─── DATASET RECORDS

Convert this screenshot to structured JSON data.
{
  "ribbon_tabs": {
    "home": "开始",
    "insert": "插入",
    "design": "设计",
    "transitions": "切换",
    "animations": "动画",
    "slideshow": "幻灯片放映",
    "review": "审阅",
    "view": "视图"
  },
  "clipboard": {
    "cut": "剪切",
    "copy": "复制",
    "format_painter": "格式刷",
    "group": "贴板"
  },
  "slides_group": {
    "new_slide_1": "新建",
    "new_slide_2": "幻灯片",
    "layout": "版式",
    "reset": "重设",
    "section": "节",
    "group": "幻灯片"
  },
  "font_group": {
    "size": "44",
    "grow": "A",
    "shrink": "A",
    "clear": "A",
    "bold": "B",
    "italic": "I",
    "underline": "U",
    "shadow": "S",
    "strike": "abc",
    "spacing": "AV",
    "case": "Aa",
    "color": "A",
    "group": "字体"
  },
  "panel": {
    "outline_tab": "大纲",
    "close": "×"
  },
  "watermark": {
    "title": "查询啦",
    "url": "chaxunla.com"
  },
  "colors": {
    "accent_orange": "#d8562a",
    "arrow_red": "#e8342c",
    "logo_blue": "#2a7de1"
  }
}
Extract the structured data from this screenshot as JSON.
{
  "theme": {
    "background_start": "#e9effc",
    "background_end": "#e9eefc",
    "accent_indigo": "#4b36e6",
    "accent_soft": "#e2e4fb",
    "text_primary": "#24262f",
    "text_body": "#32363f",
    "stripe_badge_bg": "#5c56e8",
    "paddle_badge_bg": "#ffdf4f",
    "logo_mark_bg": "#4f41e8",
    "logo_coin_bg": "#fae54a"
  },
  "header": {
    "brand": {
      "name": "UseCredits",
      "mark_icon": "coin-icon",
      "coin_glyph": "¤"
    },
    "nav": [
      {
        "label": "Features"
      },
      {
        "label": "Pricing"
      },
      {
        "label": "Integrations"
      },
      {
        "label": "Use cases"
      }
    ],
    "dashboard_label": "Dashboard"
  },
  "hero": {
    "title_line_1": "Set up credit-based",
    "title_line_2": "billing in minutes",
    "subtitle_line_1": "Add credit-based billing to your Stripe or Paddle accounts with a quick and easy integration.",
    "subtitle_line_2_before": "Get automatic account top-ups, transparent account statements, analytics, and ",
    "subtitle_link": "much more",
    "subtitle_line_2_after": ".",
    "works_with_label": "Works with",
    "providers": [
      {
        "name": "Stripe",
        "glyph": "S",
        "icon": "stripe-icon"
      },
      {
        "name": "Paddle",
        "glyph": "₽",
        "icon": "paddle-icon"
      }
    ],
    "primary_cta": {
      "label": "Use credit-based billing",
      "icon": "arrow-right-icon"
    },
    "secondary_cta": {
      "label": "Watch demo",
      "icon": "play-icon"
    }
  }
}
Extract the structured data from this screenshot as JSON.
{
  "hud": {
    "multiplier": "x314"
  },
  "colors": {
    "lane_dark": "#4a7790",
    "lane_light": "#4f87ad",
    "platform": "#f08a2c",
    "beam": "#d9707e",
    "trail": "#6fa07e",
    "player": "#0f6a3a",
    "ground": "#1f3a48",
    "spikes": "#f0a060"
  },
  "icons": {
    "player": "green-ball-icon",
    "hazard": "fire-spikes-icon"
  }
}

──────

## [WHAT IS EXPECTED]
All of the data must be returned exactly.

## [OUTPUT FOR THIS TASK]
Convert this screenshot to structured JSON data.
{
  "ribbon_tabs": {
    "home": "开始",
    "insert": "插入",
    "design": "设计",
    "transitions": "切换",
    "animations": "动画",
    "slideshow": "幻灯片放映",
    "review": "审阅",
    "view": "视图"
  },
  "clipboard": {
    "cut": "剪切",
    "copy": "复制",
    "format_painter": "格式刷",
    "group": "贴板"
  },
  "slides_group": {
    "new_slide_1": "新建",
    "new_slide_2": "幻灯片",
    "layout": "版式",
    "reset": "重设",
    "section": "节",
    "group": "幻灯片"
  },
  "font_group": {
    "size": "44",
    "grow": "A",
    "shrink": "A",
    "clear": "A",
    "bold": "B",
    "italic": "I",
    "underline": "U",
    "shadow": "S",
    "strike": "abc",
    "spacing": "AV",
    "case": "Aa",
    "color": "A",
    "group": "字体"
  },
  "panel": {
    "outline_tab": "大纲",
    "close": "×"
  },
  "watermark": {
    "title": "查询啦",
    "url": "chaxunla.com"
  },
  "colors": {
    "accent_orange": "#d8562a",
    "arrow_red": "#e8342c",
    "logo_blue": "#2a7de1"
  }
}
Extract the structured data from this screenshot as JSON.
{
  "theme": {
    "background_start": "#e9effc",
    "background_end": "#e9eefc",
    "accent_indigo": "#4b36e6",
    "accent_soft": "#e2e4fb",
    "text_primary": "#24262f",
    "text_body": "#32363f",
    "stripe_badge_bg": "#5c56e8",
    "paddle_badge_bg": "#ffdf4f",
    "logo_mark_bg": "#4f41e8",
    "logo_coin_bg": "#fae54a"
  },
  "header": {
    "brand": {
      "name": "UseCredits",
      "mark_icon": "coin-icon",
      "coin_glyph": "¤"
    },
    "nav": [
      {
        "label": "Features"
      },
      {
        "label": "Pricing"
      },
      {
        "label": "Integrations"
      },
      {
        "label": "Use cases"
      }
    ],
    "dashboard_label": "Dashboard"
  },
  "hero": {
    "title_line_1": "Set up credit-based",
    "title_line_2": "billing in minutes",
    "subtitle_line_1": "Add credit-based billing to your Stripe or Paddle accounts with a quick and easy integration.",
    "subtitle_line_2_before": "Get automatic account top-ups, transparent account statements, analytics, and ",
    "subtitle_link": "much more",
    "subtitle_line_2_after": ".",
    "works_with_label": "Works with",
    "providers": [
      {
        "name": "Stripe",
        "glyph": "S",
        "icon": "stripe-icon"
      },
      {
        "name": "Paddle",
        "glyph": "₽",
        "icon": "paddle-icon"
      }
    ],
    "primary_cta": {
      "label": "Use credit-based billing",
      "icon": "arrow-right-icon"
    },
    "secondary_cta": {
      "label": "Watch demo",
      "icon": "play-icon"
    }
  }
}
Extract the structured data from this screenshot as JSON.
{
  "hud": {
    "multiplier": "x314"
  },
  "colors": {
    "lane_dark": "#4a7790",
    "lane_light": "#4f87ad",
    "platform": "#f08a2c",
    "beam": "#d9707e",
    "trail": "#6fa07e",
    "player": "#0f6a3a",
    "ground": "#1f3a48",
    "spikes": "#f0a060"
  },
  "icons": {
    "player": "green-ball-icon",
    "hazard": "fire-spikes-icon"
  }
}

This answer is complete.